START Passage

It’s been hailed as the microchip that’s powering the artificial intelligence (AI) boom. At $40,000, it’s not cheap - but even this powerhouse chip is already being outpaced by more advanced successors. The Nvidia H100, introduced in 2022, is the graphics processing unit (GPU) that set the standard and paved the way for the Blackwell B200 and the upcoming Rubin architecture.
Creating generative AI applications is a costly business, both in cash terms and in the amount of computing power needed to train AI. In fact, it’s so demanding that only a handful of chips can cope - and as the focus shifts towards 'Physical AI' and robotics, that demand is only accelerating.
From Moon landings to generative AI
Of course, microchips are all around us. The laptop on which I’m writing this and the device you’re reading it on couldn’t function without them. And, as our expectations of what our devices can do expands, they’ve been getting more powerful.
Way back in 1965, Gordon Moore, one of the founders of tech giant Intel, predicted that the number of transistors in a microchip – and hence its processing power – would double every year. It became known as Moore’s Law and experts say it still holds true today.
You don’t need to be a computer expert to appreciate the change in processing power – the numbers speak for themselves. The computer that navigated the Apollo space missions had just 4 kilobytes (KB) of RAM and 72KB of ROM - a tiny fraction of modern devices, yet enough to guide astronauts to the Moon. The H100 has 80 gigabytes (GB) – that’s 80 billion bytes. Meanwhile, the newer Blackwell B200 features 192GB. This extra space is what allows AI to move from simple chatbots to 'Agentic AI' that can reason through multi-step problems.
AI demands ever faster processors
Remarkable though that is, H100 is also part of another revolution in computer power. H100 is a GPU – a graphics processing unit – which, as the name suggests, is a type of microprocessor originally developed to deliver on-screen graphics for games and videos.
In fact, Nvidia created the first GPU back in 1999. Since then, their superior processing power has made GPUs the default choice for the massive amounts of data handling needed for AI.
The company controls up to 95% of the accelerator market, but the nature of this market has changed. Data centre operators like Amazon (AWS), Google Cloud and Microsoft (Azure) are no longer just customers – they are now competitors, developing custom AI ASICs (application-specific integrated circuits) such as Amazon's Trainium and Microsoft's Maia series to reduce reliance on third-party silicon.
While the H100 was the industry standard, it was the GH200 Grace Hopper Superchip – named for US programming pioneer Grace Murray Hopper – which fundamentally changed the game by merging the CPU and GPU into a single, unified 'brain' with a massive 624GB of shared memory. This architecture has paved the way for the current Grace Blackwell B200, which offers 30 times the performance compared to the H100 for inference tasks.
“To meet surging demand for generative AI, data centres require accelerated computing platforms with specialized needs,” Jensen Huang, founder and CEO of Nvidia, said at the launch of the GH200.
Today, that legacy lives on in the company's Rubin platform, which is being rolled out later in 2026. Combining six new chips, this system aims to slash AI costs by another factor of ten, turning data centres into full-scale 'AI factories' capable of Physical AI - the science of teaching machines to interact with the real world.
It will also improve efficiency five-fold, crucial when, as AMD's CEO Lisa Su recently pointed out, AI is currently using 100 zettaflops (sextillion floating point operations) up from just 1 zettaflop in 2022. "We don't have nearly enough compute for everything that we can possibly do," she pointed out.

END Passage
START The data

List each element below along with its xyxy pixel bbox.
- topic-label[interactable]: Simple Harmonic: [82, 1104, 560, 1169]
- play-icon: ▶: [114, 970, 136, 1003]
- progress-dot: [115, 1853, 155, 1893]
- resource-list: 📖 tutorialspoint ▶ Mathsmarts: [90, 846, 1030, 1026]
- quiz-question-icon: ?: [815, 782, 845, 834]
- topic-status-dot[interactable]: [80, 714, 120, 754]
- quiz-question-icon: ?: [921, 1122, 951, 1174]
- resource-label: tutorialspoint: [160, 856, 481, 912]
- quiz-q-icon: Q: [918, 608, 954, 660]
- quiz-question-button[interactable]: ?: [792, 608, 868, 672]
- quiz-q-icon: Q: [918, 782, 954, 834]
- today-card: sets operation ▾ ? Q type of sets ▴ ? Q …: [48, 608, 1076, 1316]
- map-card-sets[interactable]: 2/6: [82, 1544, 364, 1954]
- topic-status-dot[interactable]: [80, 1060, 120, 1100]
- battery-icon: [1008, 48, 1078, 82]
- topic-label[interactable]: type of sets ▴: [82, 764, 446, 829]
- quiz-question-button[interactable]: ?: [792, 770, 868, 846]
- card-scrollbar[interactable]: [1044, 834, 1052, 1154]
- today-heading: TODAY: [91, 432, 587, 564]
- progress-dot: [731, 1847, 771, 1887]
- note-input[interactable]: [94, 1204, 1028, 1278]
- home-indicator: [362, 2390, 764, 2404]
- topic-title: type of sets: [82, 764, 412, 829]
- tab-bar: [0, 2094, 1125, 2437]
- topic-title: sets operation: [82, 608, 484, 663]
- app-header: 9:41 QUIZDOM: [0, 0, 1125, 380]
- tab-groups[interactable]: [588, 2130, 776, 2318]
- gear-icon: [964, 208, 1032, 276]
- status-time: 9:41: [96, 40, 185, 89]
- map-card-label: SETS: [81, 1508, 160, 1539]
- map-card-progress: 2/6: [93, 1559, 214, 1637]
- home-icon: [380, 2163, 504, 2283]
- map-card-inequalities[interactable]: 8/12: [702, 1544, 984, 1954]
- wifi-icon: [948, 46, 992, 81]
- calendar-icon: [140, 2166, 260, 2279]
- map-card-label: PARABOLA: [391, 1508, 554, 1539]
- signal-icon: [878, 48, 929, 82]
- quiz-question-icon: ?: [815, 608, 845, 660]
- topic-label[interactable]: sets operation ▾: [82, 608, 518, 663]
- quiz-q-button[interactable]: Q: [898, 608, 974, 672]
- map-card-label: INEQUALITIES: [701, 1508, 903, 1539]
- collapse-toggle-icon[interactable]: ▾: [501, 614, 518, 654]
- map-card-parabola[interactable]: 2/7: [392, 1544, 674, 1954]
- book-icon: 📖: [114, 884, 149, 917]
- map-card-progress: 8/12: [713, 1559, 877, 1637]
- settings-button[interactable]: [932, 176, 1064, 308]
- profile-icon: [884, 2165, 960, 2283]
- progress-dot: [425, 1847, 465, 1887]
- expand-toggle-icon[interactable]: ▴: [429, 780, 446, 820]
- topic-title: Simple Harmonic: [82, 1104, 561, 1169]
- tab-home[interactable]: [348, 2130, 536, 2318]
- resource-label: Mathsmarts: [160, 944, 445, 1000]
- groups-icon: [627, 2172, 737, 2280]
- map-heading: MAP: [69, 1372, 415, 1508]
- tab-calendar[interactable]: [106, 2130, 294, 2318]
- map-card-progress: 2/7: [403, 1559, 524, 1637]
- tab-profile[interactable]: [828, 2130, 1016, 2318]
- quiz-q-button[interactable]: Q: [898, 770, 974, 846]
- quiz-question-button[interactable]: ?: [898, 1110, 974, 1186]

END The data

According to the passage on AI chips, in what year did Nvidia create the first GPU? The lines have no connection to the passage on AI chips.

▸ Reply to the exercise
1999